GIVEN RECORDS:

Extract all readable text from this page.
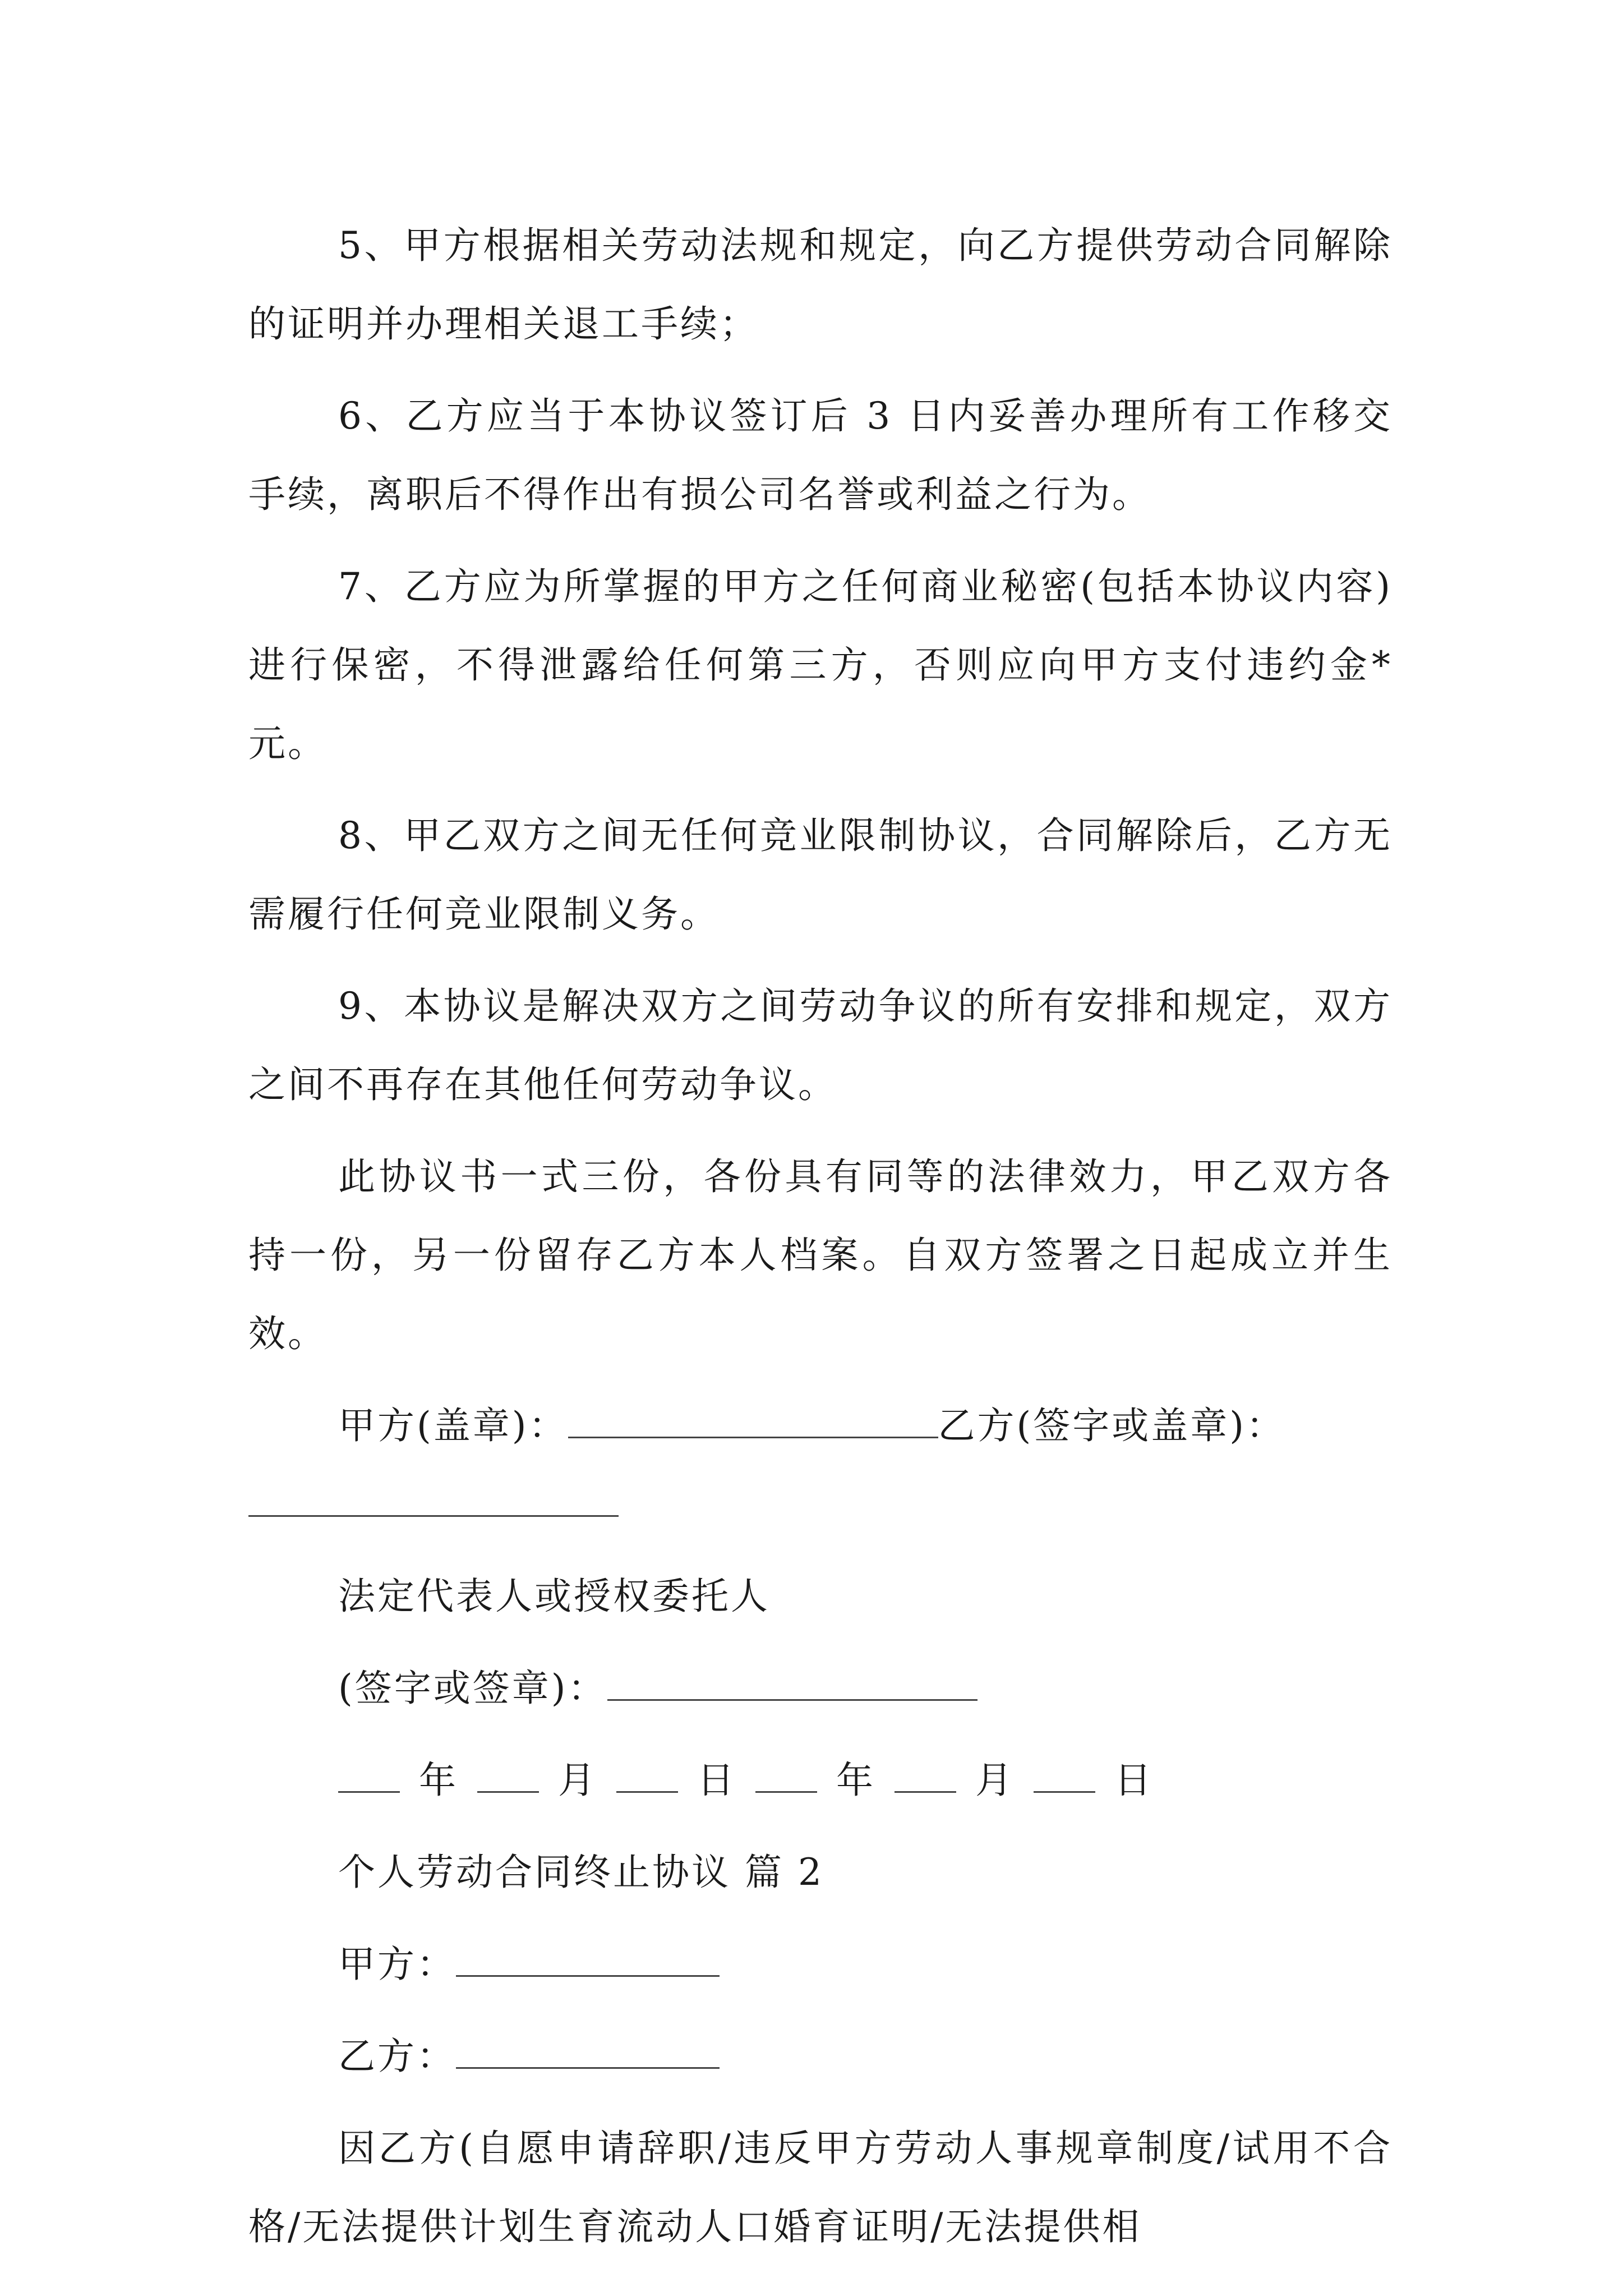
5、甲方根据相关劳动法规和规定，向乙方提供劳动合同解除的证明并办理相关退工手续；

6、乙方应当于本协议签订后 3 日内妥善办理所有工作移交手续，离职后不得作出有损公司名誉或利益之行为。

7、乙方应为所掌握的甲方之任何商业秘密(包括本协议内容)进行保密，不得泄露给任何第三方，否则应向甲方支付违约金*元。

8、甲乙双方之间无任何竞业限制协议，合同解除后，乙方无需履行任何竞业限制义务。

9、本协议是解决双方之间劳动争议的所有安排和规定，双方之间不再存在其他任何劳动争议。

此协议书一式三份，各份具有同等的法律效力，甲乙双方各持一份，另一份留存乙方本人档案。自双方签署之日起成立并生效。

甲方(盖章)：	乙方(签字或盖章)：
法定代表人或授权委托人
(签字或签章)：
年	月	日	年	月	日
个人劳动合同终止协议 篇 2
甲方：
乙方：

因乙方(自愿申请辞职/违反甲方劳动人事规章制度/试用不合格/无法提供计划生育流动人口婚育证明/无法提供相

INSTRUCTION:
Pictures are excluded; repeat every record exactly.

EXERCISE RESPONSE:
Extract all readable text from this page.
5、甲方根据相关劳动法规和规定，向乙方提供劳动合同解除的证明并办理相关退工手续；

6、乙方应当于本协议签订后 3 日内妥善办理所有工作移交手续，离职后不得作出有损公司名誉或利益之行为。

7、乙方应为所掌握的甲方之任何商业秘密(包括本协议内容)进行保密，不得泄露给任何第三方，否则应向甲方支付违约金*元。

8、甲乙双方之间无任何竞业限制协议，合同解除后，乙方无需履行任何竞业限制义务。

9、本协议是解决双方之间劳动争议的所有安排和规定，双方之间不再存在其他任何劳动争议。

此协议书一式三份，各份具有同等的法律效力，甲乙双方各持一份，另一份留存乙方本人档案。自双方签署之日起成立并生效。

甲方(盖章)：	乙方(签字或盖章)：
法定代表人或授权委托人
(签字或签章)：
年	月	日	年	月	日
个人劳动合同终止协议 篇 2
甲方：
乙方：

因乙方(自愿申请辞职/违反甲方劳动人事规章制度/试用不合格/无法提供计划生育流动人口婚育证明/无法提供相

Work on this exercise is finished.